'''

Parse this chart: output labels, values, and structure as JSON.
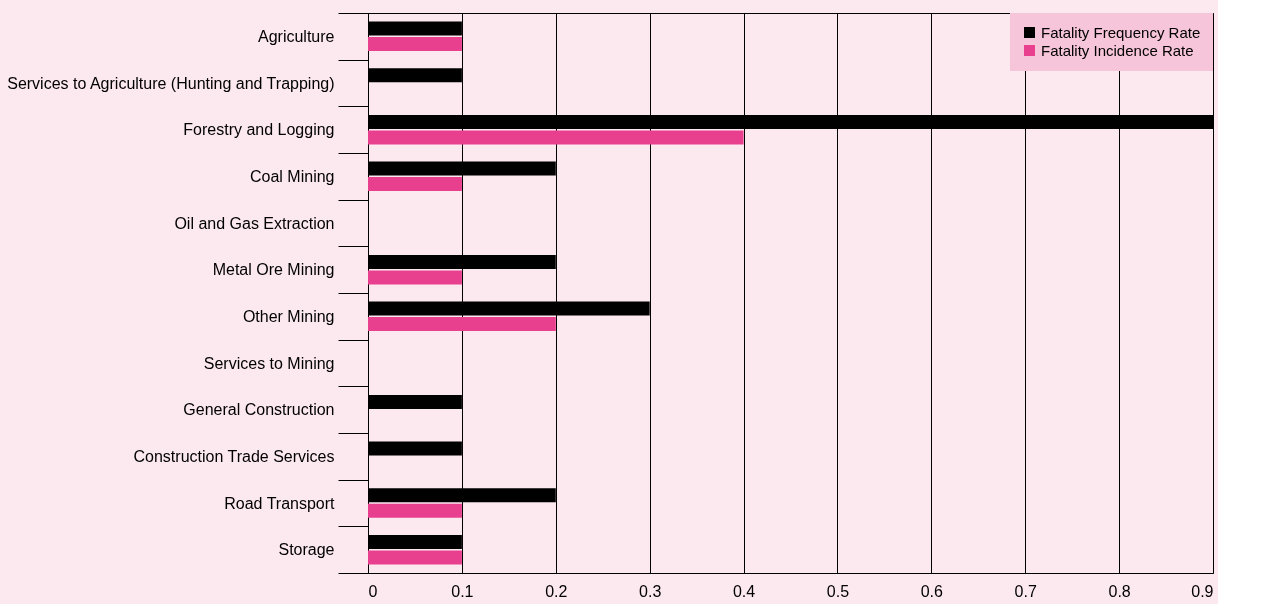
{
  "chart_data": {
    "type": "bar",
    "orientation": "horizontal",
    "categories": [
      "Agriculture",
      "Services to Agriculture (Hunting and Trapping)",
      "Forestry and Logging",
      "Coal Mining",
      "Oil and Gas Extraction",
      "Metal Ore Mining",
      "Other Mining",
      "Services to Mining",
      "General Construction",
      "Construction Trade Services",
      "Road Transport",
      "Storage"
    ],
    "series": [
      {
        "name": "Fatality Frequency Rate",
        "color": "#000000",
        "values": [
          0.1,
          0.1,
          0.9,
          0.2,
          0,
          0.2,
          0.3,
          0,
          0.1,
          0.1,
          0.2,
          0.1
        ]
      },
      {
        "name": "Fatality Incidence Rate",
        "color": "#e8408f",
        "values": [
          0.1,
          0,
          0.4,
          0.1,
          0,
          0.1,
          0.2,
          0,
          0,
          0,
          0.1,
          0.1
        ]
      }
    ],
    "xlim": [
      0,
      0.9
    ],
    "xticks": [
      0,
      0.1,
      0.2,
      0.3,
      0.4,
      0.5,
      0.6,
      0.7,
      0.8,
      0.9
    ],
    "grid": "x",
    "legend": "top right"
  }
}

'''
'''

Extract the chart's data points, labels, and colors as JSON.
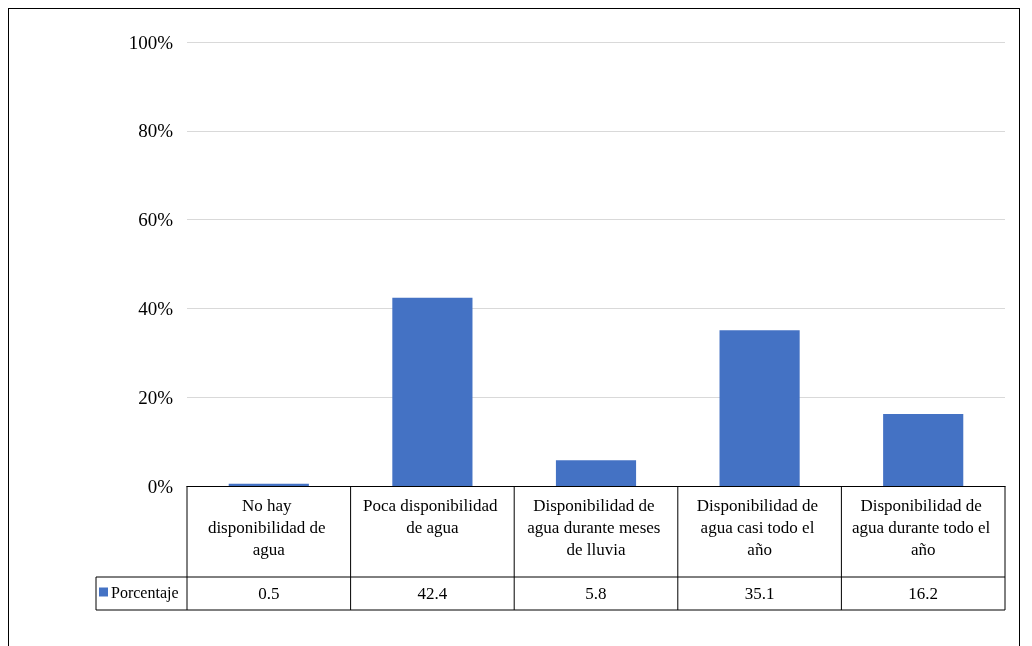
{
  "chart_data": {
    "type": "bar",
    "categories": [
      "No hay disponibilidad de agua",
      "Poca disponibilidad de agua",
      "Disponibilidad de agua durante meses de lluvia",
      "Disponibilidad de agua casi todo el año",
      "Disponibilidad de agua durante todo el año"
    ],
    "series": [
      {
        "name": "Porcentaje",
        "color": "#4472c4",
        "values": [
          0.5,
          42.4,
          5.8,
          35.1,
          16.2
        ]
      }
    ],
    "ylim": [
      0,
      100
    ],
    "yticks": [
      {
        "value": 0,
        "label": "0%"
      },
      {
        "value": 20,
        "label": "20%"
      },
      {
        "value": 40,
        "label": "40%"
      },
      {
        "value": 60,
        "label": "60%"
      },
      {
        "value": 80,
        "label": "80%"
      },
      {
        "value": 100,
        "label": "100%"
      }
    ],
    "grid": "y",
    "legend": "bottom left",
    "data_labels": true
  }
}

'''
'''

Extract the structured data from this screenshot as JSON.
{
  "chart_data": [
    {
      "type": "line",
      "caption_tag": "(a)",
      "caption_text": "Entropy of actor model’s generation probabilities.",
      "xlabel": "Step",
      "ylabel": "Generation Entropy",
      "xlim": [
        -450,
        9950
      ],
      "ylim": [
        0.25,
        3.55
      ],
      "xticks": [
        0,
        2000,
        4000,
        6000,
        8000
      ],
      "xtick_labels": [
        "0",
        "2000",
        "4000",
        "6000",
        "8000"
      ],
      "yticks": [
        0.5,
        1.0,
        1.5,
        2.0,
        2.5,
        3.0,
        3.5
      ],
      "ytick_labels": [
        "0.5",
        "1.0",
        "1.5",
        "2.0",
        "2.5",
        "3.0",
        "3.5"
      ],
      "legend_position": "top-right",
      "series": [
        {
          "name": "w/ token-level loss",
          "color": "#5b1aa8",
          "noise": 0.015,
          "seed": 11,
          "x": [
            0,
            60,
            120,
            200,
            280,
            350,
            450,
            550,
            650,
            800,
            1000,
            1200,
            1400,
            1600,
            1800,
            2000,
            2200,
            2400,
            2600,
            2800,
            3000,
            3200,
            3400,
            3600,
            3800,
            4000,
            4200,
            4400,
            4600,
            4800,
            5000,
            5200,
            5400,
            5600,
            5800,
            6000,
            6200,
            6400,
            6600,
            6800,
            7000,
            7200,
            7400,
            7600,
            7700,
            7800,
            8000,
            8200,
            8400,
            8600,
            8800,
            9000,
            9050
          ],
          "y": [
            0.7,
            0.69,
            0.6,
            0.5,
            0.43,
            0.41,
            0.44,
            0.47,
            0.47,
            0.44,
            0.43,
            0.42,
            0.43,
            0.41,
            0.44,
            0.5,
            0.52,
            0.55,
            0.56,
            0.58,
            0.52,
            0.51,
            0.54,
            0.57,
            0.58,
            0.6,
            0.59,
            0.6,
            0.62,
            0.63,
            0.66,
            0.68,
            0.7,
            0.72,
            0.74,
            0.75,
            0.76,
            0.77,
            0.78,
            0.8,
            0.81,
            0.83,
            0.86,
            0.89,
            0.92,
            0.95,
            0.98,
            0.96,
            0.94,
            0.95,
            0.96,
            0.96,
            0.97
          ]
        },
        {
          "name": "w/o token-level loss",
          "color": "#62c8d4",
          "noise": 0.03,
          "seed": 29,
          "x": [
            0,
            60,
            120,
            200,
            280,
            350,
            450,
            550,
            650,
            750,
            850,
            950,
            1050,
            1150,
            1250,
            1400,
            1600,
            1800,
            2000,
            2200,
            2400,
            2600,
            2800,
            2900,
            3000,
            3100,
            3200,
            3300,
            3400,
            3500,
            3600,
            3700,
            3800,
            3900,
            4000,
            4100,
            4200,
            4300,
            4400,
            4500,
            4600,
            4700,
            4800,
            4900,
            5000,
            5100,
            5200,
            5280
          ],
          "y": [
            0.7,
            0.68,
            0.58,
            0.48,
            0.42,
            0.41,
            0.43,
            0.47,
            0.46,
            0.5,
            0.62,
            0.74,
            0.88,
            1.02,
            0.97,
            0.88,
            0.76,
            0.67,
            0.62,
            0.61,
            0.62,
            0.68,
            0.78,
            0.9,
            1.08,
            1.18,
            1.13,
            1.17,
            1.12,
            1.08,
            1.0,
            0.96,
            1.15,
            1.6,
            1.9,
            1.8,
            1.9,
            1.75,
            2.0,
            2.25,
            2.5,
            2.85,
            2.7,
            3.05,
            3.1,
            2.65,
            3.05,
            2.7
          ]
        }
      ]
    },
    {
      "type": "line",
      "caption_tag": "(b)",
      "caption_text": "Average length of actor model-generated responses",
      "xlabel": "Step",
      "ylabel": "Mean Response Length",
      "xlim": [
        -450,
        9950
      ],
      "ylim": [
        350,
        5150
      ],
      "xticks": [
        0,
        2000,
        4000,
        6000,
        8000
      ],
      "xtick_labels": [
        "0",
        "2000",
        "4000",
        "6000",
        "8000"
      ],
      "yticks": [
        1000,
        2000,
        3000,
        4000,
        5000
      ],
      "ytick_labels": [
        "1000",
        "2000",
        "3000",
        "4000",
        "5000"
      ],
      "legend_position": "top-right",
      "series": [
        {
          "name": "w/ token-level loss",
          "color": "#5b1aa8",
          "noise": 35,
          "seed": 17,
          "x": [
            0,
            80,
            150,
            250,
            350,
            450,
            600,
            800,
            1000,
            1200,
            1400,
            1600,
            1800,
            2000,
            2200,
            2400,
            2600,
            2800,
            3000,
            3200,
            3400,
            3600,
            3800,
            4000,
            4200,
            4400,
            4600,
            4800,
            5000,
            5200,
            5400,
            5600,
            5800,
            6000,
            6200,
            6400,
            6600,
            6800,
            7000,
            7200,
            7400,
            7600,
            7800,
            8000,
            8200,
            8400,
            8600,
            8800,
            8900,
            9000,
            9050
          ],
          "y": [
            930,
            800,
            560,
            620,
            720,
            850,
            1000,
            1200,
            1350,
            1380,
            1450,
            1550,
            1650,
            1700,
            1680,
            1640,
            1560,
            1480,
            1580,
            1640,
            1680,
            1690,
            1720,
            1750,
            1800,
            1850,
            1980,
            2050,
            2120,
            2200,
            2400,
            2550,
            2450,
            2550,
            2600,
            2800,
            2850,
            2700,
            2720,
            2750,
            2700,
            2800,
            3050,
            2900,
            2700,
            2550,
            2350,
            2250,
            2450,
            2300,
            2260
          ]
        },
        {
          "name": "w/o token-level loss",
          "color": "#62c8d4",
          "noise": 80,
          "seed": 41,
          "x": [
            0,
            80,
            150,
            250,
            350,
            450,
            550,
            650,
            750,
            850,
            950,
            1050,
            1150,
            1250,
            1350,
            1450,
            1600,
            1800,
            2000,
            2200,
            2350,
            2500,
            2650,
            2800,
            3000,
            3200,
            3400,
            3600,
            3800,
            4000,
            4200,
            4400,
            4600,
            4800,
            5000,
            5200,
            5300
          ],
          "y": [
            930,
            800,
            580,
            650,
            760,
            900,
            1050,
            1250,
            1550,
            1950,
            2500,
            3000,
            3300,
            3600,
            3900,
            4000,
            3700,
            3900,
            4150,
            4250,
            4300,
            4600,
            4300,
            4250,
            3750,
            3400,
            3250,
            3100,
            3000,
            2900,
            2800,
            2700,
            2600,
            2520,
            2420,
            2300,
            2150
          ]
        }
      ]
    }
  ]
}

'''

Objective | State how many lines include the string "actor", and nothing more.

Completed exercise | 2